*** Data shown

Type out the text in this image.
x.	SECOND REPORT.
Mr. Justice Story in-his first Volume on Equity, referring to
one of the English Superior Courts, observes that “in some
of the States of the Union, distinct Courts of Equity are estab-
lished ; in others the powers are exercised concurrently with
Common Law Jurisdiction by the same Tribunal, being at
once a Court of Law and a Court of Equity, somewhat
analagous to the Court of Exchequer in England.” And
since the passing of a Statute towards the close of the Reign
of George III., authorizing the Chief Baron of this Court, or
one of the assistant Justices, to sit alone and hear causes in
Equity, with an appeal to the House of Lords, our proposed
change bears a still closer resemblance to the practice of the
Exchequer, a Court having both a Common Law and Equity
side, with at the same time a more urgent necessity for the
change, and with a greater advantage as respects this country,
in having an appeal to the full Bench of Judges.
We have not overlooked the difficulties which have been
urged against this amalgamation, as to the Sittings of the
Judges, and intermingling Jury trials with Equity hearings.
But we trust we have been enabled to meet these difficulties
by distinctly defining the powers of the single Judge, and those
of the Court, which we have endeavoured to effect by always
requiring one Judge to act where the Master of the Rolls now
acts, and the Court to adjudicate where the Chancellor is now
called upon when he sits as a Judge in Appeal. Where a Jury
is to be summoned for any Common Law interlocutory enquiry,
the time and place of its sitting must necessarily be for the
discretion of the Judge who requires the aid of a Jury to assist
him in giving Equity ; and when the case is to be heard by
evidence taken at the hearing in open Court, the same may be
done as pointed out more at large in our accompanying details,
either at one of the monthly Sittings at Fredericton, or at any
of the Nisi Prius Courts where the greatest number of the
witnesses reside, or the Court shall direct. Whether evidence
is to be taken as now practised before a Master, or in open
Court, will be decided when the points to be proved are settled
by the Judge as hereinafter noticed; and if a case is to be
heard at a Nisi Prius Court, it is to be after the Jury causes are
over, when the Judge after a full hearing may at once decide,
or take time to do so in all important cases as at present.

******

* **Given exercise**
Quote every record above exactly.

* **Solution to the exercise**
Type out the text in this image.
x.	SECOND REPORT.
Mr. Justice Story in-his first Volume on Equity, referring to
one of the English Superior Courts, observes that “in some
of the States of the Union, distinct Courts of Equity are estab-
lished ; in others the powers are exercised concurrently with
Common Law Jurisdiction by the same Tribunal, being at
once a Court of Law and a Court of Equity, somewhat
analagous to the Court of Exchequer in England.” And
since the passing of a Statute towards the close of the Reign
of George III., authorizing the Chief Baron of this Court, or
one of the assistant Justices, to sit alone and hear causes in
Equity, with an appeal to the House of Lords, our proposed
change bears a still closer resemblance to the practice of the
Exchequer, a Court having both a Common Law and Equity
side, with at the same time a more urgent necessity for the
change, and with a greater advantage as respects this country,
in having an appeal to the full Bench of Judges.
We have not overlooked the difficulties which have been
urged against this amalgamation, as to the Sittings of the
Judges, and intermingling Jury trials with Equity hearings.
But we trust we have been enabled to meet these difficulties
by distinctly defining the powers of the single Judge, and those
of the Court, which we have endeavoured to effect by always
requiring one Judge to act where the Master of the Rolls now
acts, and the Court to adjudicate where the Chancellor is now
called upon when he sits as a Judge in Appeal. Where a Jury
is to be summoned for any Common Law interlocutory enquiry,
the time and place of its sitting must necessarily be for the
discretion of the Judge who requires the aid of a Jury to assist
him in giving Equity ; and when the case is to be heard by
evidence taken at the hearing in open Court, the same may be
done as pointed out more at large in our accompanying details,
either at one of the monthly Sittings at Fredericton, or at any
of the Nisi Prius Courts where the greatest number of the
witnesses reside, or the Court shall direct. Whether evidence
is to be taken as now practised before a Master, or in open
Court, will be decided when the points to be proved are settled
by the Judge as hereinafter noticed; and if a case is to be
heard at a Nisi Prius Court, it is to be after the Jury causes are
over, when the Judge after a full hearing may at once decide,
or take time to do so in all important cases as at present.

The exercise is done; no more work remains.